Locate the word "JSON" in the data below, then copy every line that holds it.

Stored data:
__________________________________________________

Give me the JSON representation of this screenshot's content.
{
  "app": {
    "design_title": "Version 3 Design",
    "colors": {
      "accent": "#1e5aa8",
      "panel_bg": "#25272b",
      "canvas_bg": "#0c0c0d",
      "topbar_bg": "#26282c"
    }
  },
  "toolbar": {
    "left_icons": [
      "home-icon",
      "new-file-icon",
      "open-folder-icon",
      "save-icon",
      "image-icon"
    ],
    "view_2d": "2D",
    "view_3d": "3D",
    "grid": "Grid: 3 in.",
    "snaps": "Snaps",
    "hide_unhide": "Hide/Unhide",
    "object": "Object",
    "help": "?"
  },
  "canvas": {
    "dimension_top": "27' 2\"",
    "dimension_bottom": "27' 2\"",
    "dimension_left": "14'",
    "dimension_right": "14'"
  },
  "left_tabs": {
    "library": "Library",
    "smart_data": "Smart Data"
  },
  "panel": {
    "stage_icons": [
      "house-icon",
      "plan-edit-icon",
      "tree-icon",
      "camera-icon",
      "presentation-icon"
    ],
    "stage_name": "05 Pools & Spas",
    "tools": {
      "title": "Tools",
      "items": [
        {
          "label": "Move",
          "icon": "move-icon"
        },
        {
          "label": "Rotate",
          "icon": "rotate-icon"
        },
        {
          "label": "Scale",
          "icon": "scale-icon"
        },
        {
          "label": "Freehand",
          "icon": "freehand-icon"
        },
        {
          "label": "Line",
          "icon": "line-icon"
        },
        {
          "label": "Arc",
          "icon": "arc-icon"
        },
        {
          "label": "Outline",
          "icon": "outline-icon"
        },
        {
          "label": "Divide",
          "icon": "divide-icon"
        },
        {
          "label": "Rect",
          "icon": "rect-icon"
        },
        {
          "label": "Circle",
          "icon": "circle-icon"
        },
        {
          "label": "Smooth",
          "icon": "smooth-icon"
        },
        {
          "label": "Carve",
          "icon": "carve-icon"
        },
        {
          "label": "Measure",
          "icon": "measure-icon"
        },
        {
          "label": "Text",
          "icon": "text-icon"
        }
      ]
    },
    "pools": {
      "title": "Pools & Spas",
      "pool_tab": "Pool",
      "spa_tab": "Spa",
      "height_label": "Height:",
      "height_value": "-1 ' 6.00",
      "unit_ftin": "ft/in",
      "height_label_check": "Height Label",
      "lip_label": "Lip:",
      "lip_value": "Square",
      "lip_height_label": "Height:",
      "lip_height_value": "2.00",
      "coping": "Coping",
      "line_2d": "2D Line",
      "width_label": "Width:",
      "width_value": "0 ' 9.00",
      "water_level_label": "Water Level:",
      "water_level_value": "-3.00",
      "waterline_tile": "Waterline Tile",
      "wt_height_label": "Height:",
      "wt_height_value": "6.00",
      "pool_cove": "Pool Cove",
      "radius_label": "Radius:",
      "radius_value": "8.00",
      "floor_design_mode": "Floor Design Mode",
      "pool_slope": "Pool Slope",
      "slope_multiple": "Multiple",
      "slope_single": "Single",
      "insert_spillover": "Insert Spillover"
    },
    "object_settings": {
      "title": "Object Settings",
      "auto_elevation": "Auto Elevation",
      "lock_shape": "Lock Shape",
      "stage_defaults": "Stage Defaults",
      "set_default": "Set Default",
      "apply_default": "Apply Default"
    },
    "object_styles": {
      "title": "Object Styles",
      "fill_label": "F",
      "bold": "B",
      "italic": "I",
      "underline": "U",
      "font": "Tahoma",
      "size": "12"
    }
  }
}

__________________________________________________

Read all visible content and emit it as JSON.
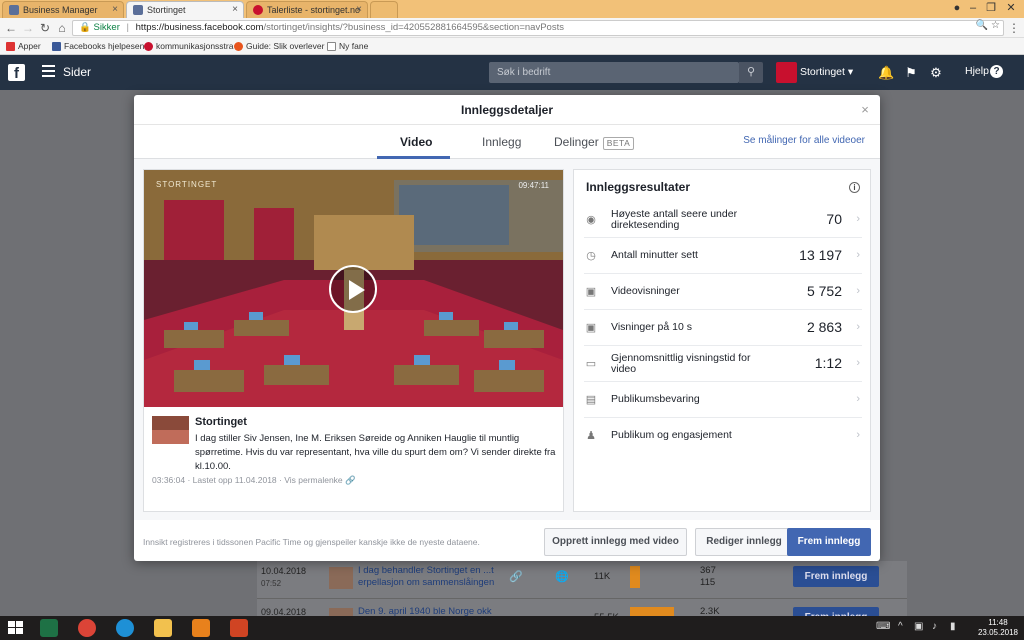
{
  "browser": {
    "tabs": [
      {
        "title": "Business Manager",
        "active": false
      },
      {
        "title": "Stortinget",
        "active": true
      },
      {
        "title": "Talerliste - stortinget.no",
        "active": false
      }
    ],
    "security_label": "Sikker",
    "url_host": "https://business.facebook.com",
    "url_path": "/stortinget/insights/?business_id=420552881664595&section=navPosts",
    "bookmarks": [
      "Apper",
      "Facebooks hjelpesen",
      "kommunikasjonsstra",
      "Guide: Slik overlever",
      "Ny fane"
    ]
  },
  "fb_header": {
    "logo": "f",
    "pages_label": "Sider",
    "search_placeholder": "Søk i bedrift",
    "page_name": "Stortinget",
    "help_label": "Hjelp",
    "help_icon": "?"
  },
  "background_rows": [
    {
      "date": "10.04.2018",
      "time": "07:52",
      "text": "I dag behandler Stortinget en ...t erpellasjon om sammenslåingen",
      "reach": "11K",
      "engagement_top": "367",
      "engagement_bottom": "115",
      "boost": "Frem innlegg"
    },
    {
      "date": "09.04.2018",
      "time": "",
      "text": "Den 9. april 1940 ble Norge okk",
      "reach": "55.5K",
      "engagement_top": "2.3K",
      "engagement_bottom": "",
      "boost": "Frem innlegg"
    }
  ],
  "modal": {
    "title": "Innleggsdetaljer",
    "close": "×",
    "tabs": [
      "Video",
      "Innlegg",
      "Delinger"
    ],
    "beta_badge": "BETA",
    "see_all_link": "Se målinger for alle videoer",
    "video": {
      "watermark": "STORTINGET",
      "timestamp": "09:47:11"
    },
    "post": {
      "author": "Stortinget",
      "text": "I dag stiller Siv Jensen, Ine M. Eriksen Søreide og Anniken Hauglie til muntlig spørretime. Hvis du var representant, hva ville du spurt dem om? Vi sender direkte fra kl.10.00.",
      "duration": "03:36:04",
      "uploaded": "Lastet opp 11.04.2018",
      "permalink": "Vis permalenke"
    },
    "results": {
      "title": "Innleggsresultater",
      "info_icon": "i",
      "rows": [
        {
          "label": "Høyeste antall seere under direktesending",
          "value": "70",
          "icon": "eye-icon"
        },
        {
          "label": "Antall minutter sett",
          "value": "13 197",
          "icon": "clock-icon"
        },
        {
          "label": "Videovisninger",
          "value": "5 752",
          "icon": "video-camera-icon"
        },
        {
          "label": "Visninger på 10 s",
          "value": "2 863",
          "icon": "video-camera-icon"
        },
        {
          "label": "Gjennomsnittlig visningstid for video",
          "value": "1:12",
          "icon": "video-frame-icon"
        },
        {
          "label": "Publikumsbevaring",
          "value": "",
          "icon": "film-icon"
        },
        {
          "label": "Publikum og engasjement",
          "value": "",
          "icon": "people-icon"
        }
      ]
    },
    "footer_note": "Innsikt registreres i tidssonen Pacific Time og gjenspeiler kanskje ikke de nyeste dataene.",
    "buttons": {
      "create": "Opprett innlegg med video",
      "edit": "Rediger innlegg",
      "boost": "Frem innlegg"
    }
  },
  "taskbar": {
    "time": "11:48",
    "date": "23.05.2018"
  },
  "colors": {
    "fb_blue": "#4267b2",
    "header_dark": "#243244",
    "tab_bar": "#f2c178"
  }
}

__________________________________________________

_THE REPLY_:
Give me the JSON representation of this screenshot's content.
Read all visible content and emit it as JSON.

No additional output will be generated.